» Short task:
Word for word, retype every entry in the listing.

» Dataset content:

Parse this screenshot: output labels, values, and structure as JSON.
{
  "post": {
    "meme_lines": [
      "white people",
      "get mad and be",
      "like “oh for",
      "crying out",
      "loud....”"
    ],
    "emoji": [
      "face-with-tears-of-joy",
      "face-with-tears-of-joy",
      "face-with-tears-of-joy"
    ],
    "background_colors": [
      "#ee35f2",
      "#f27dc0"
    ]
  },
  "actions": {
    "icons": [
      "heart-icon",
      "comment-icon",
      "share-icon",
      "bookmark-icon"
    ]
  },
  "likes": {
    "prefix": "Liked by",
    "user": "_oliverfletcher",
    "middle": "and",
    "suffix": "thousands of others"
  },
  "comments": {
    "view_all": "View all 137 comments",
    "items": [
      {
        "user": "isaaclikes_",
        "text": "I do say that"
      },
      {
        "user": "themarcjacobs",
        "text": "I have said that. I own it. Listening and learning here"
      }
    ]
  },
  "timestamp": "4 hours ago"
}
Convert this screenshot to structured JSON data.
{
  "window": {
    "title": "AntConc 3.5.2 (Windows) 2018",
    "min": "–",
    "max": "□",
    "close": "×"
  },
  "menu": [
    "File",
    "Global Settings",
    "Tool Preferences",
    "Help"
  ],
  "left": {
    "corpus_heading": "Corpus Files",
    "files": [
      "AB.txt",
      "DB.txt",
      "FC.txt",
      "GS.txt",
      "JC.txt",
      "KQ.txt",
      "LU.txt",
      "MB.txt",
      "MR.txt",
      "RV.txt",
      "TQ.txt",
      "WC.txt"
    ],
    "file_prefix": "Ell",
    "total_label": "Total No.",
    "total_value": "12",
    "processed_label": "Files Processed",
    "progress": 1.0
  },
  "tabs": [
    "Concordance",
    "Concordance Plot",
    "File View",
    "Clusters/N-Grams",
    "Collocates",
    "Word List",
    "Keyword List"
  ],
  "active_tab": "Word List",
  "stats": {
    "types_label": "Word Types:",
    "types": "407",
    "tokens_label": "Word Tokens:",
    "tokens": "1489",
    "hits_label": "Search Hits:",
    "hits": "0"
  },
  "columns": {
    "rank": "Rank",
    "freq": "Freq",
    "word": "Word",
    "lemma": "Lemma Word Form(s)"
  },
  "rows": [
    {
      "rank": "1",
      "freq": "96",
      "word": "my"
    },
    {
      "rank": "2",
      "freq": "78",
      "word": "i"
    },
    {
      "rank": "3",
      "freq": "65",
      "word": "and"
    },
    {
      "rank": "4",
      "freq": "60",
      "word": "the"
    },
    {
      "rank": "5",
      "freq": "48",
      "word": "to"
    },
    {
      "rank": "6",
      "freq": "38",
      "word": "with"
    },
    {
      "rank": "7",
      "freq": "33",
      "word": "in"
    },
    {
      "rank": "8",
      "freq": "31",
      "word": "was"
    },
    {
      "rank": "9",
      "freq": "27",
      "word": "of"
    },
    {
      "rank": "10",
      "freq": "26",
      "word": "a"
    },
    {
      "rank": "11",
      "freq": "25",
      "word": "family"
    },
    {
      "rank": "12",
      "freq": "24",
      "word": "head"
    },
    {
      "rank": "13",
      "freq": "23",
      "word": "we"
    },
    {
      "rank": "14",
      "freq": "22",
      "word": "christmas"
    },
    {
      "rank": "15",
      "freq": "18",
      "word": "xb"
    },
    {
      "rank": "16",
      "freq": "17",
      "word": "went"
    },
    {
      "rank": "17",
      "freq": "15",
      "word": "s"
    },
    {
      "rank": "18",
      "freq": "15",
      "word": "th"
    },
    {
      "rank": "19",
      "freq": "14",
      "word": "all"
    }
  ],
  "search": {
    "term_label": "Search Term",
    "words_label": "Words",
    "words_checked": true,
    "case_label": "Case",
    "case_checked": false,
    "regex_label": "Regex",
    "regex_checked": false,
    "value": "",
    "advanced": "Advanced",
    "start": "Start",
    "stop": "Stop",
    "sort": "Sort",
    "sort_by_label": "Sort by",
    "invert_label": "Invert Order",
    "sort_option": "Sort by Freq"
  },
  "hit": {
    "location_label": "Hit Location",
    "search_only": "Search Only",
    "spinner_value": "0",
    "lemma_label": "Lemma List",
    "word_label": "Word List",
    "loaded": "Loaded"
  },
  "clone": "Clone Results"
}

» Correct result:
Parse this screenshot: output labels, values, and structure as JSON.
{
  "post": {
    "meme_lines": [
      "white people",
      "get mad and be",
      "like “oh for",
      "crying out",
      "loud....”"
    ],
    "emoji": [
      "face-with-tears-of-joy",
      "face-with-tears-of-joy",
      "face-with-tears-of-joy"
    ],
    "background_colors": [
      "#ee35f2",
      "#f27dc0"
    ]
  },
  "actions": {
    "icons": [
      "heart-icon",
      "comment-icon",
      "share-icon",
      "bookmark-icon"
    ]
  },
  "likes": {
    "prefix": "Liked by",
    "user": "_oliverfletcher",
    "middle": "and",
    "suffix": "thousands of others"
  },
  "comments": {
    "view_all": "View all 137 comments",
    "items": [
      {
        "user": "isaaclikes_",
        "text": "I do say that"
      },
      {
        "user": "themarcjacobs",
        "text": "I have said that. I own it. Listening and learning here"
      }
    ]
  },
  "timestamp": "4 hours ago"
}
Convert this screenshot to structured JSON data.
{
  "window": {
    "title": "AntConc 3.5.2 (Windows) 2018",
    "min": "–",
    "max": "□",
    "close": "×"
  },
  "menu": [
    "File",
    "Global Settings",
    "Tool Preferences",
    "Help"
  ],
  "left": {
    "corpus_heading": "Corpus Files",
    "files": [
      "AB.txt",
      "DB.txt",
      "FC.txt",
      "GS.txt",
      "JC.txt",
      "KQ.txt",
      "LU.txt",
      "MB.txt",
      "MR.txt",
      "RV.txt",
      "TQ.txt",
      "WC.txt"
    ],
    "file_prefix": "Ell",
    "total_label": "Total No.",
    "total_value": "12",
    "processed_label": "Files Processed",
    "progress": 1.0
  },
  "tabs": [
    "Concordance",
    "Concordance Plot",
    "File View",
    "Clusters/N-Grams",
    "Collocates",
    "Word List",
    "Keyword List"
  ],
  "active_tab": "Word List",
  "stats": {
    "types_label": "Word Types:",
    "types": "407",
    "tokens_label": "Word Tokens:",
    "tokens": "1489",
    "hits_label": "Search Hits:",
    "hits": "0"
  },
  "columns": {
    "rank": "Rank",
    "freq": "Freq",
    "word": "Word",
    "lemma": "Lemma Word Form(s)"
  },
  "rows": [
    {
      "rank": "1",
      "freq": "96",
      "word": "my"
    },
    {
      "rank": "2",
      "freq": "78",
      "word": "i"
    },
    {
      "rank": "3",
      "freq": "65",
      "word": "and"
    },
    {
      "rank": "4",
      "freq": "60",
      "word": "the"
    },
    {
      "rank": "5",
      "freq": "48",
      "word": "to"
    },
    {
      "rank": "6",
      "freq": "38",
      "word": "with"
    },
    {
      "rank": "7",
      "freq": "33",
      "word": "in"
    },
    {
      "rank": "8",
      "freq": "31",
      "word": "was"
    },
    {
      "rank": "9",
      "freq": "27",
      "word": "of"
    },
    {
      "rank": "10",
      "freq": "26",
      "word": "a"
    },
    {
      "rank": "11",
      "freq": "25",
      "word": "family"
    },
    {
      "rank": "12",
      "freq": "24",
      "word": "head"
    },
    {
      "rank": "13",
      "freq": "23",
      "word": "we"
    },
    {
      "rank": "14",
      "freq": "22",
      "word": "christmas"
    },
    {
      "rank": "15",
      "freq": "18",
      "word": "xb"
    },
    {
      "rank": "16",
      "freq": "17",
      "word": "went"
    },
    {
      "rank": "17",
      "freq": "15",
      "word": "s"
    },
    {
      "rank": "18",
      "freq": "15",
      "word": "th"
    },
    {
      "rank": "19",
      "freq": "14",
      "word": "all"
    }
  ],
  "search": {
    "term_label": "Search Term",
    "words_label": "Words",
    "words_checked": true,
    "case_label": "Case",
    "case_checked": false,
    "regex_label": "Regex",
    "regex_checked": false,
    "value": "",
    "advanced": "Advanced",
    "start": "Start",
    "stop": "Stop",
    "sort": "Sort",
    "sort_by_label": "Sort by",
    "invert_label": "Invert Order",
    "sort_option": "Sort by Freq"
  },
  "hit": {
    "location_label": "Hit Location",
    "search_only": "Search Only",
    "spinner_value": "0",
    "lemma_label": "Lemma List",
    "word_label": "Word List",
    "loaded": "Loaded"
  },
  "clone": "Clone Results"
}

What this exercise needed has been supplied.